#### [Task 1]
In the article on NYSERDA's offshore wind data buoys, rewrite the paragraph beginning "The new project will result" as a short bulleted list that keeps its main facts.
#### [Task 2]
Answer these questions from the article on NYSERDA's offshore wind data buoys:
(a) What offshore wind target does the Green New Deal set for New York, and by what year?
(b) How far from shore will the buoys be placed?
(c) Who is NYSERDA's president and CEO?
#### [Task 3]
Extend the article on NYSERDA's offshore wind data buoys with a further paragraph that follows on from its final sentence.

#### [Passage for review]
*****
The New York State Energy and Research Development Authority (NYSERDA) has announced the execution of two multiyear contracts to study the meteorological and oceanographic (metocean) conditions in the waters off the Atlantic coast of New York, called the New York Bight.
According to NYSERDA, the project advances and supports Gov. Andrew Cuomo’s Green New Deal, a clean energy agenda that includes an increase of New York’s offshore wind target to 9,000 MW by 2035, up from 2,400 MW by 2030.
The new project will result in metocean LiDAR systems being mounted on buoys 20 miles from the shore in the New York Bight. LiDAR is remote sensing equipment that uses pulsed laser light to determine wind speeds. Each of the metocean buoys will be deployed for two years, potentially in multiple locations, to measure turbine hub-height wind speed and direction, wave and current measurements, and other environmental data.
According to NYSERDA, better metocean characterization of the wind, wave and ocean currents will also help increase certainty of development conditions – valuable information for planning project layout, turbine siting and engineering.
“As New York works to become a national hub for offshore wind, access to better metocean and environmental data will further advance offshore wind projects in the most informed and responsible manner possible,” says Alicia Barton, NYSERDA’s president and CEO. “Deploying this data collection technology will help protect the state’s coastal resources and marine environment and is a significant step towards meeting Governor Cuomo’s offshore wind and clean energy goals.”
*****
#### [Records]
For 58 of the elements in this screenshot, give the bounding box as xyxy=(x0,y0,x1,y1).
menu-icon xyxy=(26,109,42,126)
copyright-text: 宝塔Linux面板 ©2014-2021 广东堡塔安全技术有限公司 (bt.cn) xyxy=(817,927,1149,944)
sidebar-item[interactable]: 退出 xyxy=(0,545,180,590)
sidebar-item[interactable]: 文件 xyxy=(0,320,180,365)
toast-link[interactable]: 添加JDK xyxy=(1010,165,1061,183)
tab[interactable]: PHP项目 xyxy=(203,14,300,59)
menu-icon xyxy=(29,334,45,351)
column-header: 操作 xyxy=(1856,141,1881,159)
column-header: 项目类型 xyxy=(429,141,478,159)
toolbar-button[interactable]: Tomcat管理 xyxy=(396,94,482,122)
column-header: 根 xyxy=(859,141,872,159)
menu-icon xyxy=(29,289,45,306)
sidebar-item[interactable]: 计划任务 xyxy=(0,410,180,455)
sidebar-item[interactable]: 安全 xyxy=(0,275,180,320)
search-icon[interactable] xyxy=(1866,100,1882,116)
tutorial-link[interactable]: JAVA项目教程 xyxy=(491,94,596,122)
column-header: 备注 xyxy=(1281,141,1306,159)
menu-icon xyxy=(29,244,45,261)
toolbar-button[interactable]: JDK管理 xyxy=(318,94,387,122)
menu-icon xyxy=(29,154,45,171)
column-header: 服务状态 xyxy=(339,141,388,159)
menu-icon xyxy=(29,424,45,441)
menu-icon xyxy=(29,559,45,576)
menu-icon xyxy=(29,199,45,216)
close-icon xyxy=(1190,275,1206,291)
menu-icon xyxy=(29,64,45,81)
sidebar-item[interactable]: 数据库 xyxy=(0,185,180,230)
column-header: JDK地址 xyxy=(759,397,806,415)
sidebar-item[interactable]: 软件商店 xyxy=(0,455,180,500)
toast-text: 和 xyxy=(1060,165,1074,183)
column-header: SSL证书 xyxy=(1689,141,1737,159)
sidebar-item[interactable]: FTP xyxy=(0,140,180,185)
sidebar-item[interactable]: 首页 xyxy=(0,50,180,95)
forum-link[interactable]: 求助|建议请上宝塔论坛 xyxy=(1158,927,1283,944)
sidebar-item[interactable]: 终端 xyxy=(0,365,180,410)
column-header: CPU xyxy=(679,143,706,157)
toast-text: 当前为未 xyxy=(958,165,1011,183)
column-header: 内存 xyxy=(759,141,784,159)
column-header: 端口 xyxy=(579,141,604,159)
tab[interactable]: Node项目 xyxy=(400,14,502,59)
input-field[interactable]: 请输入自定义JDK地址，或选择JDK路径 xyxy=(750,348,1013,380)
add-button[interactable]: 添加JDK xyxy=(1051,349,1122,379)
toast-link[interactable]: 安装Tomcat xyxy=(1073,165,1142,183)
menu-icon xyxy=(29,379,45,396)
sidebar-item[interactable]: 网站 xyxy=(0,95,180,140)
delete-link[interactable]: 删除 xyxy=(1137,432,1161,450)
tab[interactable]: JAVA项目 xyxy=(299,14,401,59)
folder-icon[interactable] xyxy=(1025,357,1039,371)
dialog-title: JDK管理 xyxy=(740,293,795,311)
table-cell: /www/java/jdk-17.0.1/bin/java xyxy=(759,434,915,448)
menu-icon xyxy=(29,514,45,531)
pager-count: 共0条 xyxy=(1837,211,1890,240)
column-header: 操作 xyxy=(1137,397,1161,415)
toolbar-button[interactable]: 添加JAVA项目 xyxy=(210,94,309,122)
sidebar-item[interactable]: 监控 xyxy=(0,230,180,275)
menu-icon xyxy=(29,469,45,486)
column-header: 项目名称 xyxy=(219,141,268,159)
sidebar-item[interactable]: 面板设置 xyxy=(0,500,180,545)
*****
#### [Response box 1]
- Metocean LiDAR systems will be mounted on buoys 20 miles offshore in the New York Bight.
- LiDAR is remote sensing equipment that uses pulsed laser light to determine wind speeds.
- Each buoy will be deployed for two years, possibly in more than one location.
- The buoys will measure wind speed and direction at turbine hub height, waves, currents, and other environmental data.

#### [Response box 2]
(a) 9,000 MW by 2035
(b) 20 miles
(c) Alicia Barton

#### [Response box 3]
The contracts were awarded to Ocean Tech Services, which will serve as a floating LiDAR system supplier and will focus on permitting, hardware, deployment, maintenance and decommissioning of the LiDAR systems, and DNV GL, which will serve as the data management and analysis contractor with a primary focus on data analysis, data storage and data presentation.
The companies plan to start deploying the two systems in May. The sensors will also provide data that will inform avian ecologists and marine biologists of the presence, frequency and distribution of birds, bats and marine mammals and will inform future environmental impact assessment studies for offshore wind.
This project is supported by NYSERDA’s Clean Energy Fund.